** start **

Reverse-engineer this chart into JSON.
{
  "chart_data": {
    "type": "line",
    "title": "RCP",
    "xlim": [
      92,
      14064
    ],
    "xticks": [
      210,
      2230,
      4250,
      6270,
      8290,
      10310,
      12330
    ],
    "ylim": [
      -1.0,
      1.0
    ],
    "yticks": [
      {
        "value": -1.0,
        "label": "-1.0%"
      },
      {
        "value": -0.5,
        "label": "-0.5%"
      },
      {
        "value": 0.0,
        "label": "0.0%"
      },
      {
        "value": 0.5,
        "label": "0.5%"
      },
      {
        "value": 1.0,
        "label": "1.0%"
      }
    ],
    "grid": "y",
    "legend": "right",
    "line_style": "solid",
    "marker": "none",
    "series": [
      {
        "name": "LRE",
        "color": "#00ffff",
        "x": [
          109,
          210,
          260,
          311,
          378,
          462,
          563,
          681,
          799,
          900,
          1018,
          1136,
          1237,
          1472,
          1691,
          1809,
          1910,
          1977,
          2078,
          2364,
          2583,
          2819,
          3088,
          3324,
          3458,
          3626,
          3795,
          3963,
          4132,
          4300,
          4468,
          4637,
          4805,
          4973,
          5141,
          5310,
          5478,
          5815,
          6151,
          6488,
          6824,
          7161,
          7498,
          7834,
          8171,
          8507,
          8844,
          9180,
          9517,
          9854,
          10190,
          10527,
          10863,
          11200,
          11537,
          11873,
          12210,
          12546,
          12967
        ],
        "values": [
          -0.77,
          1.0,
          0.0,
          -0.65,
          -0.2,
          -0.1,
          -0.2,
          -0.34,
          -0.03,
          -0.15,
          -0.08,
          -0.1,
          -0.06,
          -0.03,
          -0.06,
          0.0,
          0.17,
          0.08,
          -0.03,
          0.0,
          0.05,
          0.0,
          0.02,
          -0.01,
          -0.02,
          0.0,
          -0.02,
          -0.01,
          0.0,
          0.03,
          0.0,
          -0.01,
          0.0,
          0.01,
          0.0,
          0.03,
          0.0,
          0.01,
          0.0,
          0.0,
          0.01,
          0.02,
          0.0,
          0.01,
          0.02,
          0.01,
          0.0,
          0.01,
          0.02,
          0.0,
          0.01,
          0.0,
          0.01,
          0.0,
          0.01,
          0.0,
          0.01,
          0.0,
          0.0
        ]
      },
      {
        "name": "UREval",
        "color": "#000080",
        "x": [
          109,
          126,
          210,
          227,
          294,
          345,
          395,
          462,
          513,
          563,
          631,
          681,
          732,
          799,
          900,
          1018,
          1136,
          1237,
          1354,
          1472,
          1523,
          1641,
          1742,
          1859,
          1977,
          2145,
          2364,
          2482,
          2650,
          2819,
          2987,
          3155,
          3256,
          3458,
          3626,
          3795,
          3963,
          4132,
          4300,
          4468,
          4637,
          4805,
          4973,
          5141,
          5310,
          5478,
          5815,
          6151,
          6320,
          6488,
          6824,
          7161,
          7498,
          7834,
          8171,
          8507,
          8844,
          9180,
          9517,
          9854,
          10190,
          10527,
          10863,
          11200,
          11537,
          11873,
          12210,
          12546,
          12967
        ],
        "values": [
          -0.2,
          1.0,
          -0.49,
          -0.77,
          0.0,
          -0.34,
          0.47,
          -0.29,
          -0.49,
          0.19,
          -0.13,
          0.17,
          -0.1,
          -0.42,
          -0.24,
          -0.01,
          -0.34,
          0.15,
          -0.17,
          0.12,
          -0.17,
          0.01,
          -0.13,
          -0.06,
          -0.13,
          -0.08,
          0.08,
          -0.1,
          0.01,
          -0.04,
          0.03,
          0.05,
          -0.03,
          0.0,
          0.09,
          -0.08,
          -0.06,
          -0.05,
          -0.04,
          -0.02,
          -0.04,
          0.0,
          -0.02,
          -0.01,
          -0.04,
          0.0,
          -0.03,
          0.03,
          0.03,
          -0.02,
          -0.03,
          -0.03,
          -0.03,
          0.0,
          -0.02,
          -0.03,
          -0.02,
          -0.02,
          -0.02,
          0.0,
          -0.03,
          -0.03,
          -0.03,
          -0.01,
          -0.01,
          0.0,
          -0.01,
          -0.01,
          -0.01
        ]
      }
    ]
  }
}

** end **
** start **

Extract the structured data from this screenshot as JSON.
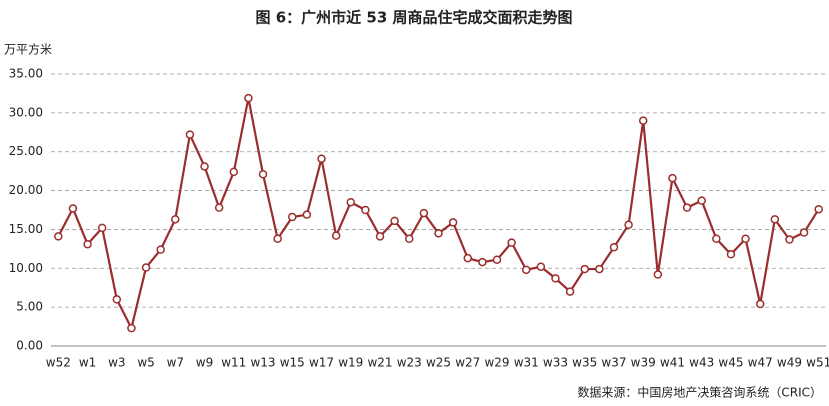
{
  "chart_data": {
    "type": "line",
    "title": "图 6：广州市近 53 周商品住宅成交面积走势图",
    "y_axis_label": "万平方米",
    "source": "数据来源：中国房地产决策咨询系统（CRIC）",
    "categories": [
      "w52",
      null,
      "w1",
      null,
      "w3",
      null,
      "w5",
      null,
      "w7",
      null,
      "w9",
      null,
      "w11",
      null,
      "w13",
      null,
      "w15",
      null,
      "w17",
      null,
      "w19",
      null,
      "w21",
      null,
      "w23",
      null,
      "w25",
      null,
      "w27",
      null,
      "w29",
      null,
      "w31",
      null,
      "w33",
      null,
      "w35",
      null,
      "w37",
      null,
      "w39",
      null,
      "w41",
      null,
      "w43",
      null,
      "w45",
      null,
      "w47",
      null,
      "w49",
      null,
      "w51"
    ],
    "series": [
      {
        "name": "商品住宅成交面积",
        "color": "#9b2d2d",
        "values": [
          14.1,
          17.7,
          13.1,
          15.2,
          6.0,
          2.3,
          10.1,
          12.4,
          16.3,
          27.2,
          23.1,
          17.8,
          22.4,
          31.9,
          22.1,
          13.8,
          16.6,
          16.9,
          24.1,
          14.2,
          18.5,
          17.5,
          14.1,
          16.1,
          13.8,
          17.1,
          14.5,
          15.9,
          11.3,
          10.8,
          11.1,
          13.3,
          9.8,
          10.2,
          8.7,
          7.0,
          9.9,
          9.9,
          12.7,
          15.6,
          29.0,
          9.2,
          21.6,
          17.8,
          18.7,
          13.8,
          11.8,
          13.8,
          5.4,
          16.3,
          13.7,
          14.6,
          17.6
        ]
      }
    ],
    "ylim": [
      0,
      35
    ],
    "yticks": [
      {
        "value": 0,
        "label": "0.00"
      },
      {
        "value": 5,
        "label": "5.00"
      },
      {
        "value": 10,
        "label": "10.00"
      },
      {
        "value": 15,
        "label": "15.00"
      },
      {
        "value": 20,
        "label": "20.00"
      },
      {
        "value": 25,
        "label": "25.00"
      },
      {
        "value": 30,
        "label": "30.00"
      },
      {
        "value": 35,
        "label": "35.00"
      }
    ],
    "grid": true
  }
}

** end **
** start **

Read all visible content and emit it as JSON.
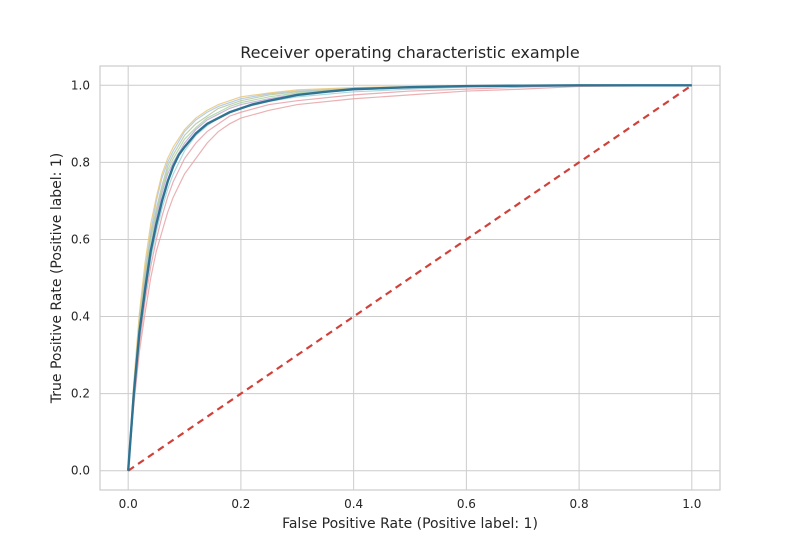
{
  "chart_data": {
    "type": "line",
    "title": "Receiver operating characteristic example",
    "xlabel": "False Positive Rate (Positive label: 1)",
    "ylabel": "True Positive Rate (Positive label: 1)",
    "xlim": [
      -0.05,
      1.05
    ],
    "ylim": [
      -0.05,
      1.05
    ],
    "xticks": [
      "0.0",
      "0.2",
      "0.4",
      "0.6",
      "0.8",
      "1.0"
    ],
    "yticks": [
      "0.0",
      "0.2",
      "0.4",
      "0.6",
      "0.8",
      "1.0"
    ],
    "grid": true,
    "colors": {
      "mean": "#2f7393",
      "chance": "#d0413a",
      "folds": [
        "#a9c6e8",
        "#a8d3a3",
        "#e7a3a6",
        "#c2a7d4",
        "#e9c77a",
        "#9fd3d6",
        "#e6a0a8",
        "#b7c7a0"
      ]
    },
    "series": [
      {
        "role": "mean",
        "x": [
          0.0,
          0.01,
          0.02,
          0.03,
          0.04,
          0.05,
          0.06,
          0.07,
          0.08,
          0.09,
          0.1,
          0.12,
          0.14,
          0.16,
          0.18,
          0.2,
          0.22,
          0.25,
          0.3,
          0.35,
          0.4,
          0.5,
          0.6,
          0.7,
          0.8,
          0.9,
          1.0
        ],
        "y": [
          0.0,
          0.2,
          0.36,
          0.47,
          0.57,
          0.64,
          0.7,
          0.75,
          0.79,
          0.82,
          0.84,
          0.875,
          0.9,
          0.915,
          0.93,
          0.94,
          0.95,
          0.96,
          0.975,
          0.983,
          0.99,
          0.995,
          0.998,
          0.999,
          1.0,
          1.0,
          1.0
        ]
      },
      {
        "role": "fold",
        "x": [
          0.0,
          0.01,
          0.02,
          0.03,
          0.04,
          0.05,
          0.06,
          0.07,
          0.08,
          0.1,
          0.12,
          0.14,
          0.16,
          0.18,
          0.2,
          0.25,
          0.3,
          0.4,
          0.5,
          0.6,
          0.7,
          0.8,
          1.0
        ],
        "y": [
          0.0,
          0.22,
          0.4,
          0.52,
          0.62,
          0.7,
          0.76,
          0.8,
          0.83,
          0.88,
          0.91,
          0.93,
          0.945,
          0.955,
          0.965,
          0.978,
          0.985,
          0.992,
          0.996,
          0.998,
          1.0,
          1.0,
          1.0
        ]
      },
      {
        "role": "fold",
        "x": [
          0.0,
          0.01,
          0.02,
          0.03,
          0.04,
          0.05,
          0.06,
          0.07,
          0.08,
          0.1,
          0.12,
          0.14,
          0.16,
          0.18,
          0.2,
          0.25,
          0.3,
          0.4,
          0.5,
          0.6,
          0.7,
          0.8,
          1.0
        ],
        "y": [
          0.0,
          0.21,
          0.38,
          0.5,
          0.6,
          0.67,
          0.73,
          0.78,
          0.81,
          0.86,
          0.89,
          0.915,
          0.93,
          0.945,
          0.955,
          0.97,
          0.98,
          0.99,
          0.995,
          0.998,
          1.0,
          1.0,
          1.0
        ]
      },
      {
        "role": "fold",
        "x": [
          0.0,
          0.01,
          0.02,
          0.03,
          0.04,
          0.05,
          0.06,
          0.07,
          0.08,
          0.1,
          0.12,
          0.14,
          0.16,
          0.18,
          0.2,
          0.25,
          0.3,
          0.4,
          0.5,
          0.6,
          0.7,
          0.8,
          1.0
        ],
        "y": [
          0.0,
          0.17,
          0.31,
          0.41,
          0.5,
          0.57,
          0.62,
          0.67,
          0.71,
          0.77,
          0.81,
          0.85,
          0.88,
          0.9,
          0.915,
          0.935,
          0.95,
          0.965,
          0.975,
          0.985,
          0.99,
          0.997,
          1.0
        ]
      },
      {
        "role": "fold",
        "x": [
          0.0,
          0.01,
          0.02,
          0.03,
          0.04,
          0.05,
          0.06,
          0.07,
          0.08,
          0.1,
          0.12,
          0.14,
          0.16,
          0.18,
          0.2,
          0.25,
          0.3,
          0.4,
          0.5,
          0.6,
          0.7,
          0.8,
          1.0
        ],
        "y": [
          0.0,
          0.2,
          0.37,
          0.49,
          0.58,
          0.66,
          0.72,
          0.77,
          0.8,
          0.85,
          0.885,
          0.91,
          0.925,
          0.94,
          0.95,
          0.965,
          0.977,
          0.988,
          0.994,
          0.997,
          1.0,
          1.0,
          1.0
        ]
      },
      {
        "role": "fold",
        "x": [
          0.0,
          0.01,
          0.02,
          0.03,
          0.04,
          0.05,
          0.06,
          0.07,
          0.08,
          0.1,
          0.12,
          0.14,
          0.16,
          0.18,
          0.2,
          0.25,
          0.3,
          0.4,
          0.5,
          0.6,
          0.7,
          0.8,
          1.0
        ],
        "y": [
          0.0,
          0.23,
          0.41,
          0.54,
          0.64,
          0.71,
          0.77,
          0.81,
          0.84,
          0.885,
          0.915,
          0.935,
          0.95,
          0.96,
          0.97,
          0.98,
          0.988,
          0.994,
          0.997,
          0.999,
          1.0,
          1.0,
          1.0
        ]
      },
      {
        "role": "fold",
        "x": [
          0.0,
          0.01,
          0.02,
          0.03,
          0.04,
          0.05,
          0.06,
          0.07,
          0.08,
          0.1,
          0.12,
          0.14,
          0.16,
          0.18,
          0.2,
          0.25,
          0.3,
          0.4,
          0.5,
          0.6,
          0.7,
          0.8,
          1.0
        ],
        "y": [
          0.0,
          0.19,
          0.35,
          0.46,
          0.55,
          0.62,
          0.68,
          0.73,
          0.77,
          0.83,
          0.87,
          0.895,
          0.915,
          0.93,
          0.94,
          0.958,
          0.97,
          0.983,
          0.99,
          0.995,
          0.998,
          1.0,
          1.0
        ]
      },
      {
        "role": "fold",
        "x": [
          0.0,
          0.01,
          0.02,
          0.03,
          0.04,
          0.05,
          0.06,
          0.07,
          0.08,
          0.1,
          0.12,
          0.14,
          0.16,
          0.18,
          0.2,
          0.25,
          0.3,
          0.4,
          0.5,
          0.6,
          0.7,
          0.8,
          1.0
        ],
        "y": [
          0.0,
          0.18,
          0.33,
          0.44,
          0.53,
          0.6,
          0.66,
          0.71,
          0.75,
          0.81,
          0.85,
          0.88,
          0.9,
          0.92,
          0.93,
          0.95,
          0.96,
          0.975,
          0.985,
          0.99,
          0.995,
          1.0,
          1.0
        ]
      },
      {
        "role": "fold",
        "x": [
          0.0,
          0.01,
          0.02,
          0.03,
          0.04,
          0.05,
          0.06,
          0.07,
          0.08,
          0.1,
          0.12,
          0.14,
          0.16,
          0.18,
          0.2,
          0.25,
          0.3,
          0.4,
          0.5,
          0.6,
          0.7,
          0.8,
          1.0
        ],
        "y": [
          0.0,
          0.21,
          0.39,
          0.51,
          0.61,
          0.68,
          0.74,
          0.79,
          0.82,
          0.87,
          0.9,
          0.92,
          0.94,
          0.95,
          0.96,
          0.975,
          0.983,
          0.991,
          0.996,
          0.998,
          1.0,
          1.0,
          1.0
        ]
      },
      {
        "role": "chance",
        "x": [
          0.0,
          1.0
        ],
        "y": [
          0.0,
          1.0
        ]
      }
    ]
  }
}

** end **

Problem: From the entries above, copy every line that holds the word "Rate".

Answer for this exercise:
    "xlabel": "False Positive Rate (Positive label: 1)",
    "ylabel": "True Positive Rate (Positive label: 1)",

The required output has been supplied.